- [Exercise prompt] Report the number of lines where the string "from" occurs, and write nothing else.

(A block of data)
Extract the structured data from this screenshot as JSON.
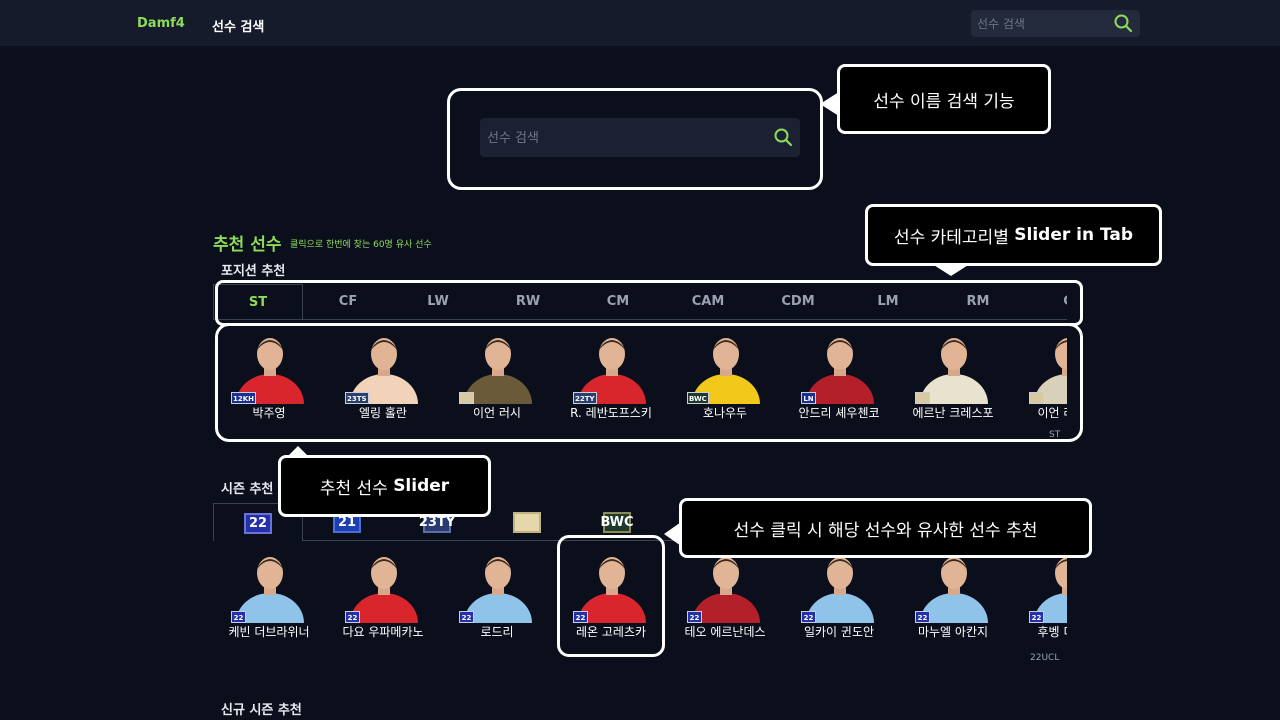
{
  "nav": {
    "brand": "Damf4",
    "link": "선수 검색",
    "search_placeholder": "선수 검색"
  },
  "search": {
    "placeholder": "선수 검색"
  },
  "recommend": {
    "title": "추천 선수",
    "subtitle": "클릭으로 한번에 찾는 60명 유사 선수"
  },
  "position_section": {
    "heading": "포지션 추천",
    "tabs": [
      "ST",
      "CF",
      "LW",
      "RW",
      "CM",
      "CAM",
      "CDM",
      "LM",
      "RM",
      "C"
    ],
    "active_tab": "ST",
    "players": [
      {
        "name": "박주영",
        "badge": "12KH",
        "badge_color": "#1b2f8f",
        "jersey": "#d8262c"
      },
      {
        "name": "엘링 홀란",
        "badge": "23TS",
        "badge_color": "#2b3f6b",
        "jersey": "#f2d2b8"
      },
      {
        "name": "이언 러시",
        "badge": "",
        "badge_color": "#d8c9a0",
        "jersey": "#6b5a3a"
      },
      {
        "name": "R. 레반도프스키",
        "badge": "22TY",
        "badge_color": "#2b3f6b",
        "jersey": "#d8262c"
      },
      {
        "name": "호나우두",
        "badge": "BWC",
        "badge_color": "#1f3a2c",
        "jersey": "#f2c81a"
      },
      {
        "name": "안드리 셰우첸코",
        "badge": "LN",
        "badge_color": "#1b2f8f",
        "jersey": "#b3202a"
      },
      {
        "name": "에르난 크레스포",
        "badge": "",
        "badge_color": "#d8c9a0",
        "jersey": "#e9e2cf"
      },
      {
        "name": "이언 라이트",
        "badge": "",
        "badge_color": "#d8c9a0",
        "jersey": "#d8d0b8"
      }
    ],
    "row_label": "ST"
  },
  "season_section": {
    "heading": "시즌 추천",
    "tabs": [
      {
        "label": "22",
        "color": "#2431a8",
        "border": "#6a74d8"
      },
      {
        "label": "21",
        "color": "#1c3fb3",
        "border": "#4b6fd8"
      },
      {
        "label": "23TY",
        "color": "#283a70",
        "border": "#5a6fa8"
      },
      {
        "label": "",
        "color": "#e4d6ad",
        "border": "#c2b27f"
      },
      {
        "label": "BWC",
        "color": "#1e3a2b",
        "border": "#8d8a55"
      }
    ],
    "players": [
      {
        "name": "케빈 더브라위너",
        "badge": "22",
        "jersey": "#8fc3ea"
      },
      {
        "name": "다요 우파메카노",
        "badge": "22",
        "jersey": "#d8262c"
      },
      {
        "name": "로드리",
        "badge": "22",
        "jersey": "#8fc3ea"
      },
      {
        "name": "레온 고레츠카",
        "badge": "22",
        "jersey": "#d8262c"
      },
      {
        "name": "테오 에르난데스",
        "badge": "22",
        "jersey": "#b3202a"
      },
      {
        "name": "일카이 귄도안",
        "badge": "22",
        "jersey": "#8fc3ea"
      },
      {
        "name": "마누엘 아칸지",
        "badge": "22",
        "jersey": "#8fc3ea"
      },
      {
        "name": "후벵 디아스",
        "badge": "22",
        "jersey": "#8fc3ea"
      }
    ],
    "row_label": "22UCL"
  },
  "new_season_section": {
    "heading": "신규 시즌 추천"
  },
  "annotations": {
    "search_feature": "선수 이름 검색 기능",
    "tab_slider_prefix": "선수 카테고리별 ",
    "tab_slider_bold": "Slider in Tab",
    "slider_prefix": "추천 선수 ",
    "slider_bold": "Slider",
    "click_recommend": "선수 클릭 시 해당 선수와 유사한 선수 추천"
  },
  "colors": {
    "accent": "#8ddb5a",
    "background": "#0b0f1c",
    "navbar": "#161b2b"
  }
}
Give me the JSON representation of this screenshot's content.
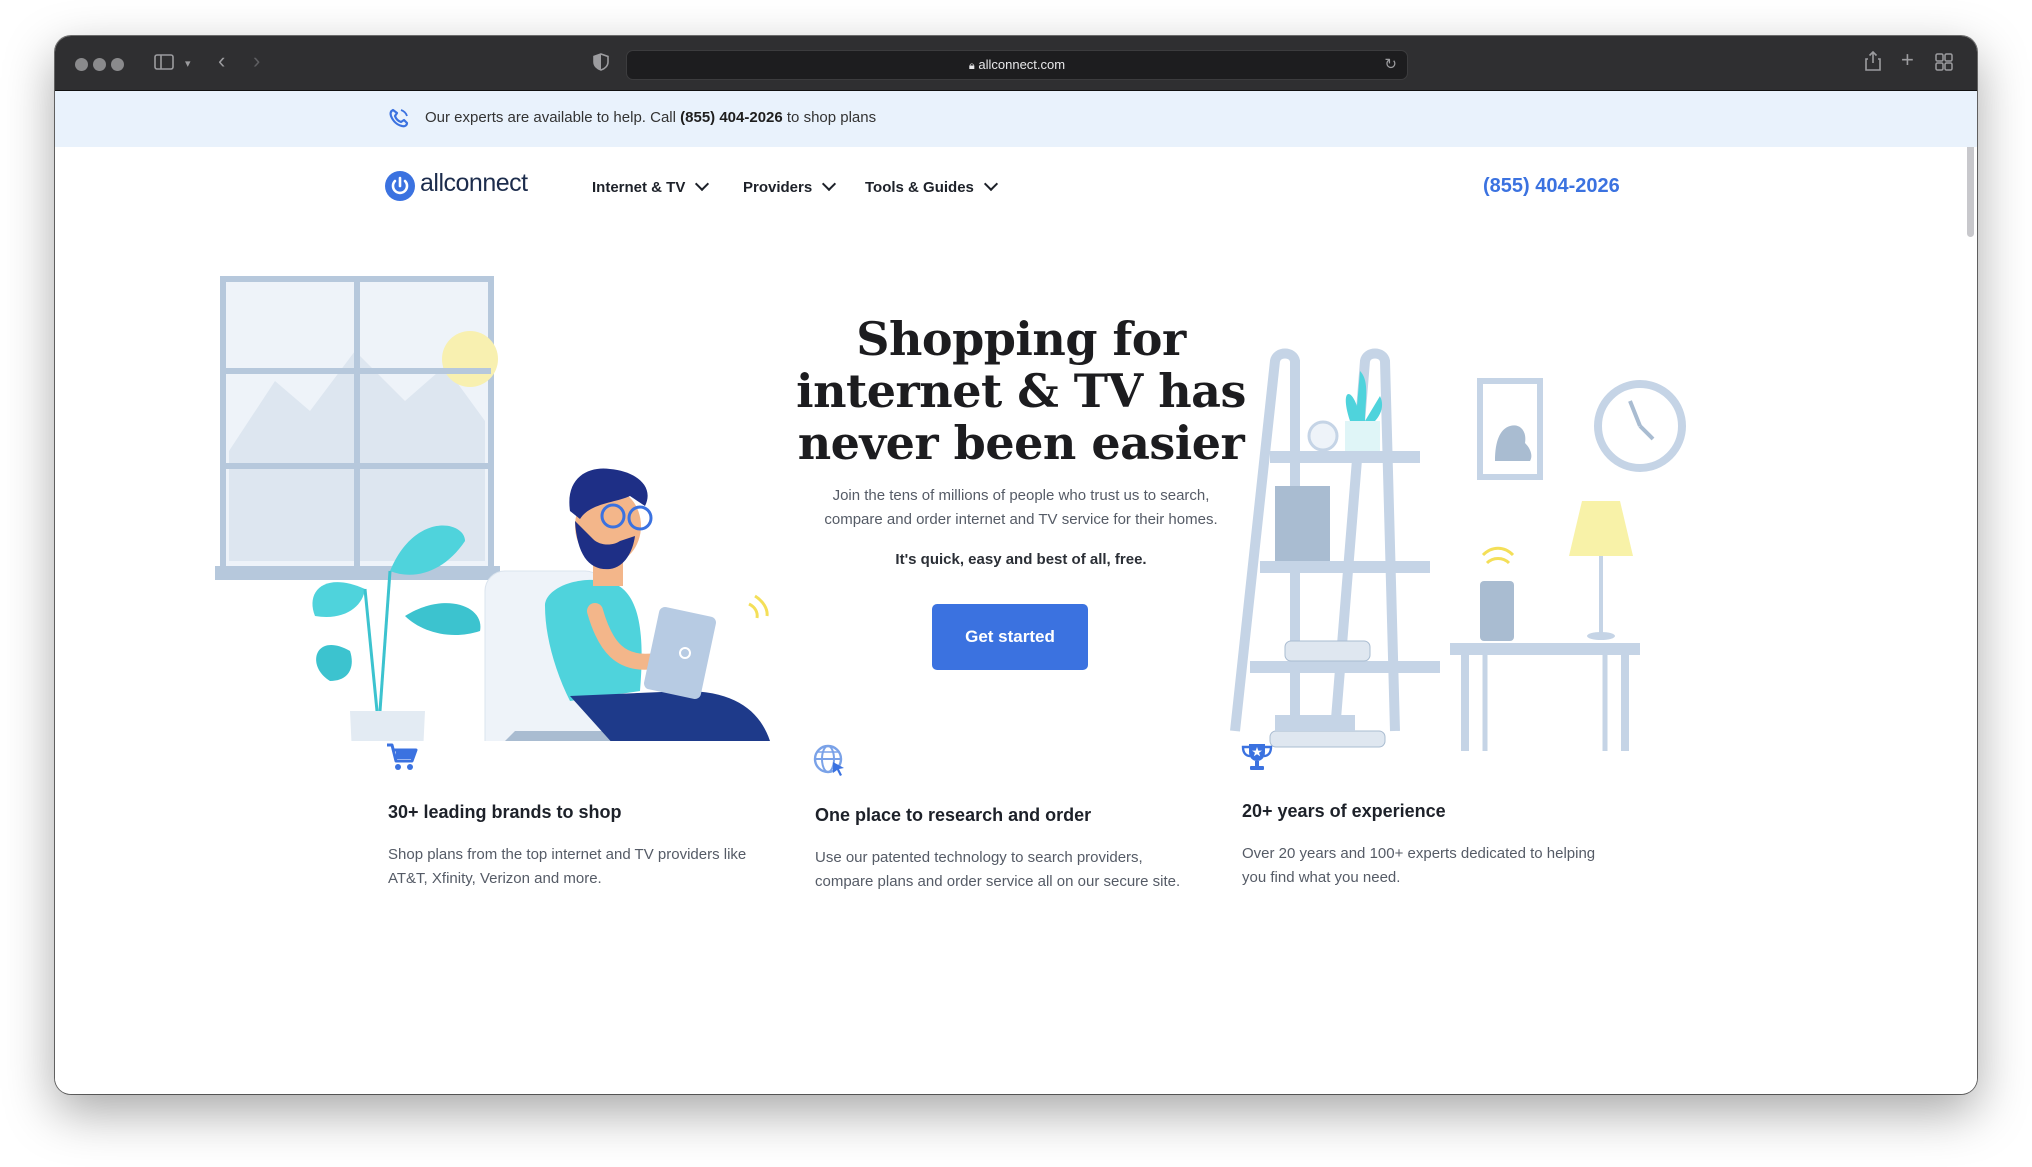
{
  "browser": {
    "url": "allconnect.com"
  },
  "topbar": {
    "text_before": "Our experts are available to help. Call",
    "phone": "(855) 404-2026",
    "text_after": "to shop plans"
  },
  "nav": {
    "logo": "allconnect",
    "items": [
      {
        "label": "Internet & TV"
      },
      {
        "label": "Providers"
      },
      {
        "label": "Tools & Guides"
      }
    ],
    "phone": "(855) 404-2026"
  },
  "hero": {
    "title_line1": "Shopping for",
    "title_line2": "internet & TV has",
    "title_line3": "never been easier",
    "subtitle_line1": "Join the tens of millions of people who trust us to search,",
    "subtitle_line2": "compare and order internet and TV service for their homes.",
    "strong": "It's quick, easy and best of all, free.",
    "cta": "Get started"
  },
  "features": [
    {
      "icon": "cart-icon",
      "title": "30+ leading brands to shop",
      "desc_line1": "Shop plans from the top internet and TV providers like",
      "desc_line2": "AT&T, Xfinity, Verizon and more."
    },
    {
      "icon": "globe-icon",
      "title": "One place to research and order",
      "desc_line1": "Use our patented technology to search providers,",
      "desc_line2": "compare plans and order service all on our secure site."
    },
    {
      "icon": "trophy-icon",
      "title": "20+ years of experience",
      "desc_line1": "Over 20 years and 100+ experts dedicated to helping",
      "desc_line2": "you find what you need."
    }
  ],
  "colors": {
    "brand_blue": "#3b72e0",
    "topbar_bg": "#e9f2fc",
    "titlebar_bg": "#2f2f31"
  }
}
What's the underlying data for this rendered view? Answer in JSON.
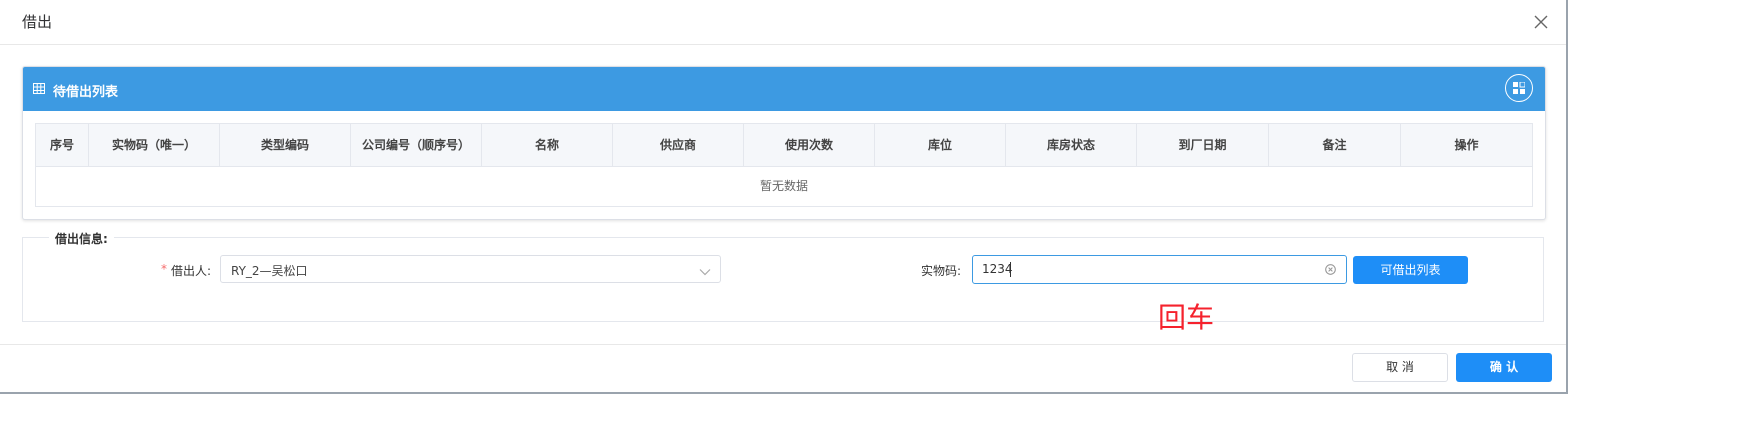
{
  "dialog": {
    "title": "借出",
    "close_icon": "close-icon"
  },
  "panel": {
    "title": "待借出列表",
    "title_icon": "table-icon",
    "tool_icon": "grid-layout-icon",
    "header_color": "#3d9ae2"
  },
  "table": {
    "columns": [
      "序号",
      "实物码（唯一）",
      "类型编码",
      "公司编号（顺序号）",
      "名称",
      "供应商",
      "使用次数",
      "库位",
      "库房状态",
      "到厂日期",
      "备注",
      "操作"
    ],
    "empty_text": "暂无数据"
  },
  "form": {
    "legend": "借出信息:",
    "required_mark": "*",
    "borrower_label": "借出人:",
    "borrower_value": "RY_2—吴松口",
    "borrower_arrow_icon": "chevron-down-icon",
    "code_label": "实物码:",
    "code_value": "1234",
    "clear_icon": "clear-circle-icon",
    "list_button": "可借出列表"
  },
  "annotation": {
    "text": "回车",
    "color": "#f5222d"
  },
  "footer": {
    "cancel_label": "取 消",
    "confirm_label": "确 认",
    "primary_color": "#1e8ef7"
  }
}
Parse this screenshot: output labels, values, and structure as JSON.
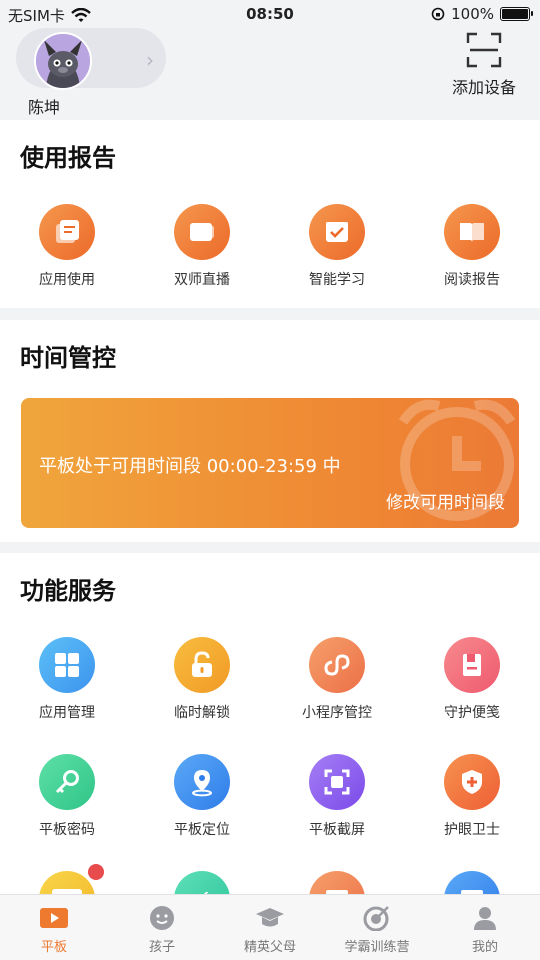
{
  "status_bar": {
    "carrier": "无SIM卡",
    "time": "08:50",
    "battery": "100%"
  },
  "profile": {
    "username": "陈坤"
  },
  "scan": {
    "label": "添加设备"
  },
  "usage_report": {
    "title": "使用报告",
    "items": [
      {
        "label": "应用使用",
        "icon": "app-usage-icon"
      },
      {
        "label": "双师直播",
        "icon": "live-class-icon"
      },
      {
        "label": "智能学习",
        "icon": "smart-learning-icon"
      },
      {
        "label": "阅读报告",
        "icon": "reading-report-icon"
      }
    ]
  },
  "time_control": {
    "title": "时间管控",
    "banner_text": "平板处于可用时间段 00:00-23:59 中",
    "modify_label": "修改可用时间段"
  },
  "services": {
    "title": "功能服务",
    "items": [
      {
        "label": "应用管理",
        "icon": "grid-icon",
        "color": "#4aa8f2"
      },
      {
        "label": "临时解锁",
        "icon": "unlock-icon",
        "color": "#f3a42f"
      },
      {
        "label": "小程序管控",
        "icon": "mini-program-icon",
        "color": "#f0855a"
      },
      {
        "label": "守护便笺",
        "icon": "note-icon",
        "color": "#f06b7a"
      },
      {
        "label": "平板密码",
        "icon": "key-icon",
        "color": "#3fcf94"
      },
      {
        "label": "平板定位",
        "icon": "location-icon",
        "color": "#3f8df3"
      },
      {
        "label": "平板截屏",
        "icon": "screenshot-icon",
        "color": "#8a5ff0"
      },
      {
        "label": "护眼卫士",
        "icon": "eye-guard-icon",
        "color": "#f0733e"
      }
    ]
  },
  "tabbar": {
    "items": [
      {
        "label": "平板",
        "icon": "tablet-play-icon",
        "active": true
      },
      {
        "label": "孩子",
        "icon": "child-face-icon",
        "active": false
      },
      {
        "label": "精英父母",
        "icon": "graduation-cap-icon",
        "active": false
      },
      {
        "label": "学霸训练营",
        "icon": "target-icon",
        "active": false
      },
      {
        "label": "我的",
        "icon": "person-icon",
        "active": false
      }
    ]
  },
  "colors": {
    "accent": "#ee7a2f",
    "page_bg": "#f2f3f5"
  }
}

- [Solution to the exercise] 2